→ Directions for this task: Repeat the records below exactly, leaving out every picture.

Records from a data collection
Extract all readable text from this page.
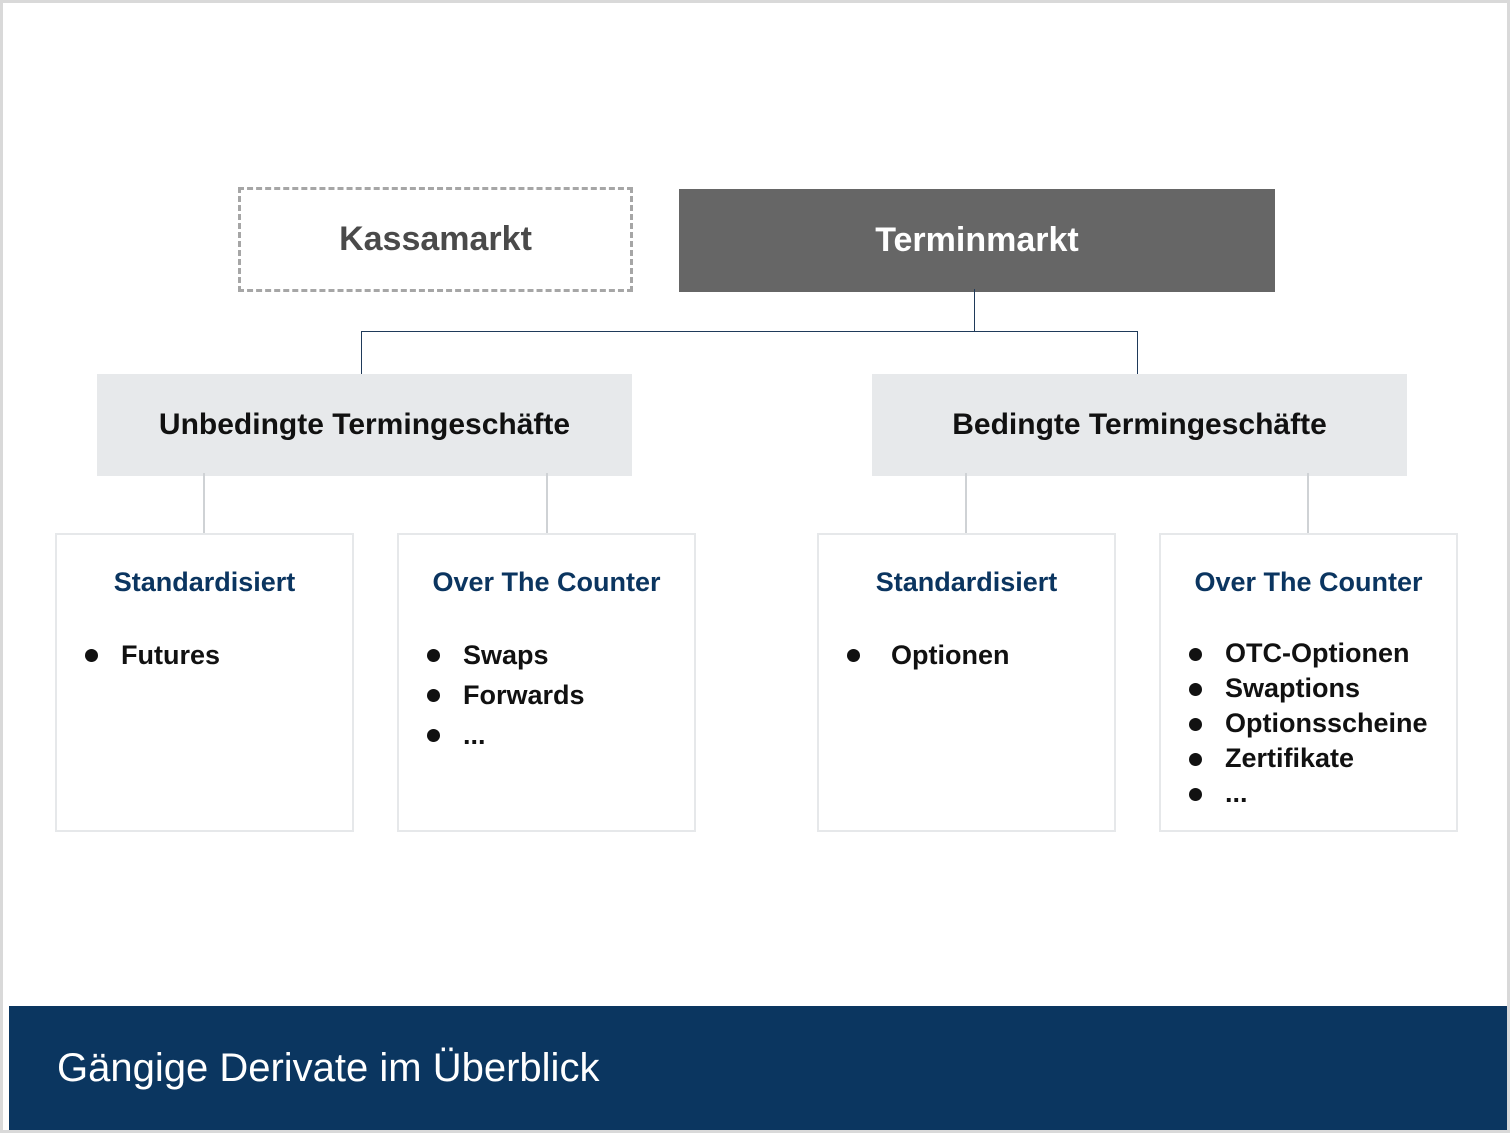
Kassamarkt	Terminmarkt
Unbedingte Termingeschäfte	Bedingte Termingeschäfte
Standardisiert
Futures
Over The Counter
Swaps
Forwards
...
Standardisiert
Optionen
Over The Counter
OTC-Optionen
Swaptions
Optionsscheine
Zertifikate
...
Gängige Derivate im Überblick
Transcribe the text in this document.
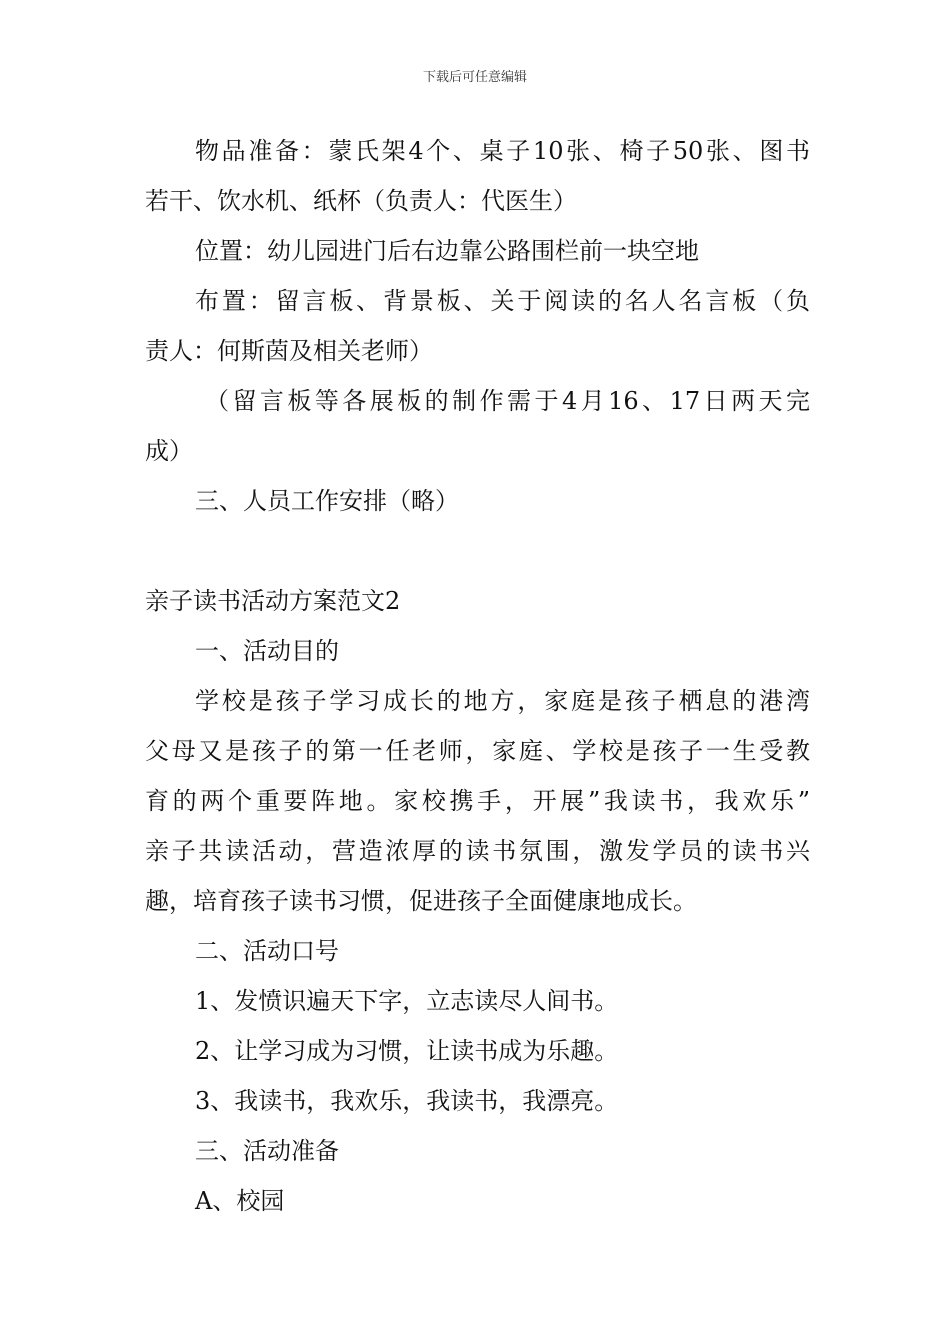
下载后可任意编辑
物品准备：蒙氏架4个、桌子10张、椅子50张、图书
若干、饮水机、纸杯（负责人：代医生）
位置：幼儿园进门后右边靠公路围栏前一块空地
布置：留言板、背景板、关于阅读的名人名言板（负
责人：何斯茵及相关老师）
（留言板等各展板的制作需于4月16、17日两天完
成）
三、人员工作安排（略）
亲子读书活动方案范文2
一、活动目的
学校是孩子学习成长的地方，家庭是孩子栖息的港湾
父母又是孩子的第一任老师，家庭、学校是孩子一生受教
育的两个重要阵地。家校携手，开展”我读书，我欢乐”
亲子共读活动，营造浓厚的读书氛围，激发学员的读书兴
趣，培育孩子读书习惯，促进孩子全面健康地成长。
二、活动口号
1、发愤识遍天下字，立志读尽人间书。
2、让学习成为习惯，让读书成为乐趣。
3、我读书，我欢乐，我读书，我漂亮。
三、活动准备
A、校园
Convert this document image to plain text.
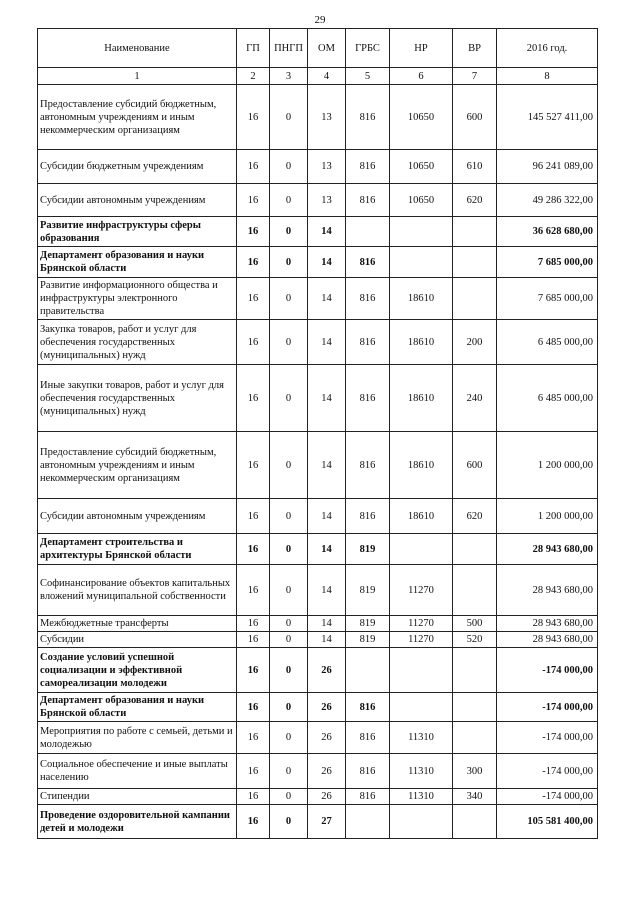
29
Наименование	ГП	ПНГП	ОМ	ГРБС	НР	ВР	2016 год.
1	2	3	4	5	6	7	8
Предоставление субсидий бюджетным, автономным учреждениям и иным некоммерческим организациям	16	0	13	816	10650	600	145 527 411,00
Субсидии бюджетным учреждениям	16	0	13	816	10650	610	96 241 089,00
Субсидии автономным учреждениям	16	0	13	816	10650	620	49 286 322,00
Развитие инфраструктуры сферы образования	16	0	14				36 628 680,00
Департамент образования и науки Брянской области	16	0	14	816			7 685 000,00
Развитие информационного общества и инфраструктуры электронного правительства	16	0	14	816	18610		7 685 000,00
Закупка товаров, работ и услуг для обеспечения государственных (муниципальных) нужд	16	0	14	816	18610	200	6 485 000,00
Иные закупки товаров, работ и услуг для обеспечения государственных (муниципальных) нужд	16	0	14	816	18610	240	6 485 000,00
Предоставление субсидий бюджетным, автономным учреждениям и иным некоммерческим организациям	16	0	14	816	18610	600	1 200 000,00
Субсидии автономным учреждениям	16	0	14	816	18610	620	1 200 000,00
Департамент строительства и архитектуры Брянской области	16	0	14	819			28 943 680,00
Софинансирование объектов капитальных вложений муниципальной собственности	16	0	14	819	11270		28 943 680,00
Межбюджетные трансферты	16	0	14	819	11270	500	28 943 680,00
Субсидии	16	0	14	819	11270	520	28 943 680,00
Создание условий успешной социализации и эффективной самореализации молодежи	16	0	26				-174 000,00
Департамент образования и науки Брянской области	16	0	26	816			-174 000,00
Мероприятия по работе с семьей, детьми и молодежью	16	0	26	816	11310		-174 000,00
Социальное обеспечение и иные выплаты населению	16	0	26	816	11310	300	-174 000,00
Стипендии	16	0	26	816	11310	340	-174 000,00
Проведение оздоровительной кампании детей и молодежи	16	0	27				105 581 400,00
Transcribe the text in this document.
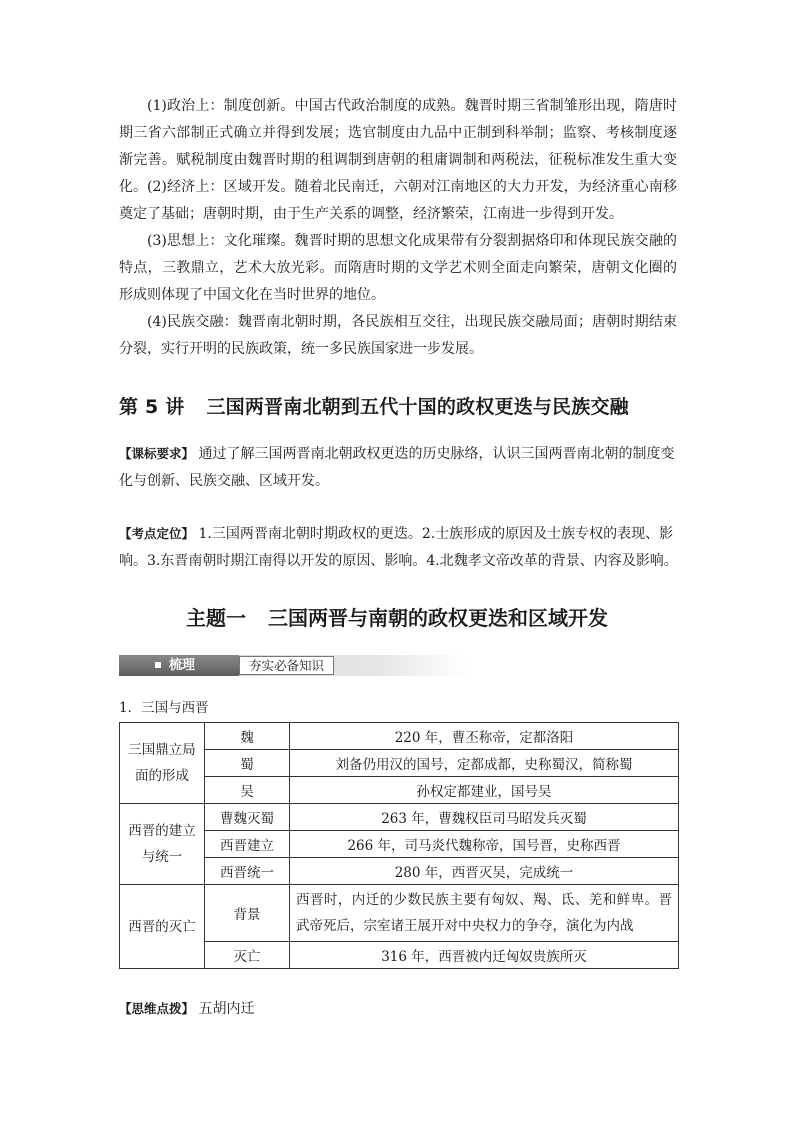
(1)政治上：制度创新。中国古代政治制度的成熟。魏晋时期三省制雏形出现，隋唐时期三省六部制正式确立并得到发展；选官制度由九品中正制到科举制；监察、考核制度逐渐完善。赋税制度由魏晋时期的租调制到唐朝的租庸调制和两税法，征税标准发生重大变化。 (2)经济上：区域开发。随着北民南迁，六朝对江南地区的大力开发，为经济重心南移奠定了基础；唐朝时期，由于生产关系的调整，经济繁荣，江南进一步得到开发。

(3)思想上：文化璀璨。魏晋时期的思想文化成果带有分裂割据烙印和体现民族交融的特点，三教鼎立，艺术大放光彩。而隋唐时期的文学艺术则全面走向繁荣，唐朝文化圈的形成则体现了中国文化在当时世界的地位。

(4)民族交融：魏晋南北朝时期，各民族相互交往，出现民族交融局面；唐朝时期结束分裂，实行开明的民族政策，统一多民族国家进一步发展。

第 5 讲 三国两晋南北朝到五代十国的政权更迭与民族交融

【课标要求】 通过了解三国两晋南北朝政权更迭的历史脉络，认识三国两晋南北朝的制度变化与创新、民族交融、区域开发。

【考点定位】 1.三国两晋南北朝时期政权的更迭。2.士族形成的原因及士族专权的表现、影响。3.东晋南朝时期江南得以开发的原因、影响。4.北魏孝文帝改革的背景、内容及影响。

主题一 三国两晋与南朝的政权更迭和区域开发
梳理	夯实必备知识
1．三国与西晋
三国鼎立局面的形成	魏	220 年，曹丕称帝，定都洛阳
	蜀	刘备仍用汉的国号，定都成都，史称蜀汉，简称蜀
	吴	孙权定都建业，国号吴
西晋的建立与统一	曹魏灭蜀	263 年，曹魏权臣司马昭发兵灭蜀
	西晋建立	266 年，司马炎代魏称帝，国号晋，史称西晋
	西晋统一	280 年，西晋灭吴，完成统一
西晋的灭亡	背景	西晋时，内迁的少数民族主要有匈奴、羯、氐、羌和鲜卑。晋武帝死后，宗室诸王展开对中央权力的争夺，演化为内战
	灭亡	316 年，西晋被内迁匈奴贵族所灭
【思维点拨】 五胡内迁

→ Task solution:
Extract all readable text from this page.
Kassamarkt	Terminmarkt
Unbedingte Termingeschäfte	Bedingte Termingeschäfte
Standardisiert
Futures
Over The Counter
Swaps
Forwards
...
Standardisiert
Optionen
Over The Counter
OTC-Optionen
Swaptions
Optionsscheine
Zertifikate
...
Gängige Derivate im Überblick
Transcribe the text in this document.
下载后可任意编辑
物品准备：蒙氏架4个、桌子10张、椅子50张、图书
若干、饮水机、纸杯（负责人：代医生）
位置：幼儿园进门后右边靠公路围栏前一块空地
布置：留言板、背景板、关于阅读的名人名言板（负
责人：何斯茵及相关老师）
（留言板等各展板的制作需于4月16、17日两天完
成）
三、人员工作安排（略）
亲子读书活动方案范文2
一、活动目的
学校是孩子学习成长的地方，家庭是孩子栖息的港湾
父母又是孩子的第一任老师，家庭、学校是孩子一生受教
育的两个重要阵地。家校携手，开展”我读书，我欢乐”
亲子共读活动，营造浓厚的读书氛围，激发学员的读书兴
趣，培育孩子读书习惯，促进孩子全面健康地成长。
二、活动口号
1、发愤识遍天下字，立志读尽人间书。
2、让学习成为习惯，让读书成为乐趣。
3、我读书，我欢乐，我读书，我漂亮。
三、活动准备
A、校园
Convert this document image to plain text.
29
Наименование	ГП	ПНГП	ОМ	ГРБС	НР	ВР	2016 год.
1	2	3	4	5	6	7	8
Предоставление субсидий бюджетным, автономным учреждениям и иным некоммерческим организациям	16	0	13	816	10650	600	145 527 411,00
Субсидии бюджетным учреждениям	16	0	13	816	10650	610	96 241 089,00
Субсидии автономным учреждениям	16	0	13	816	10650	620	49 286 322,00
Развитие инфраструктуры сферы образования	16	0	14				36 628 680,00
Департамент образования и науки Брянской области	16	0	14	816			7 685 000,00
Развитие информационного общества и инфраструктуры электронного правительства	16	0	14	816	18610		7 685 000,00
Закупка товаров, работ и услуг для обеспечения государственных (муниципальных) нужд	16	0	14	816	18610	200	6 485 000,00
Иные закупки товаров, работ и услуг для обеспечения государственных (муниципальных) нужд	16	0	14	816	18610	240	6 485 000,00
Предоставление субсидий бюджетным, автономным учреждениям и иным некоммерческим организациям	16	0	14	816	18610	600	1 200 000,00
Субсидии автономным учреждениям	16	0	14	816	18610	620	1 200 000,00
Департамент строительства и архитектуры Брянской области	16	0	14	819			28 943 680,00
Софинансирование объектов капитальных вложений муниципальной собственности	16	0	14	819	11270		28 943 680,00
Межбюджетные трансферты	16	0	14	819	11270	500	28 943 680,00
Субсидии	16	0	14	819	11270	520	28 943 680,00
Создание условий успешной социализации и эффективной самореализации молодежи	16	0	26				-174 000,00
Департамент образования и науки Брянской области	16	0	26	816			-174 000,00
Мероприятия по работе с семьей, детьми и молодежью	16	0	26	816	11310		-174 000,00
Социальное обеспечение и иные выплаты населению	16	0	26	816	11310	300	-174 000,00
Стипендии	16	0	26	816	11310	340	-174 000,00
Проведение оздоровительной кампании детей и молодежи	16	0	27				105 581 400,00
Transcribe the text in this document.
(1)政治上：制度创新。中国古代政治制度的成熟。魏晋时期三省制雏形出现，隋唐时期三省六部制正式确立并得到发展；选官制度由九品中正制到科举制；监察、考核制度逐渐完善。赋税制度由魏晋时期的租调制到唐朝的租庸调制和两税法，征税标准发生重大变化。 (2)经济上：区域开发。随着北民南迁，六朝对江南地区的大力开发，为经济重心南移奠定了基础；唐朝时期，由于生产关系的调整，经济繁荣，江南进一步得到开发。

(3)思想上：文化璀璨。魏晋时期的思想文化成果带有分裂割据烙印和体现民族交融的特点，三教鼎立，艺术大放光彩。而隋唐时期的文学艺术则全面走向繁荣，唐朝文化圈的形成则体现了中国文化在当时世界的地位。

(4)民族交融：魏晋南北朝时期，各民族相互交往，出现民族交融局面；唐朝时期结束分裂，实行开明的民族政策，统一多民族国家进一步发展。

第 5 讲 三国两晋南北朝到五代十国的政权更迭与民族交融

【课标要求】 通过了解三国两晋南北朝政权更迭的历史脉络，认识三国两晋南北朝的制度变化与创新、民族交融、区域开发。

【考点定位】 1.三国两晋南北朝时期政权的更迭。2.士族形成的原因及士族专权的表现、影响。3.东晋南朝时期江南得以开发的原因、影响。4.北魏孝文帝改革的背景、内容及影响。

主题一 三国两晋与南朝的政权更迭和区域开发
梳理	夯实必备知识
1．三国与西晋
三国鼎立局面的形成	魏	220 年，曹丕称帝，定都洛阳
	蜀	刘备仍用汉的国号，定都成都，史称蜀汉，简称蜀
	吴	孙权定都建业，国号吴
西晋的建立与统一	曹魏灭蜀	263 年，曹魏权臣司马昭发兵灭蜀
	西晋建立	266 年，司马炎代魏称帝，国号晋，史称西晋
	西晋统一	280 年，西晋灭吴，完成统一
西晋的灭亡	背景	西晋时，内迁的少数民族主要有匈奴、羯、氐、羌和鲜卑。晋武帝死后，宗室诸王展开对中央权力的争夺，演化为内战
	灭亡	316 年，西晋被内迁匈奴贵族所灭
【思维点拨】 五胡内迁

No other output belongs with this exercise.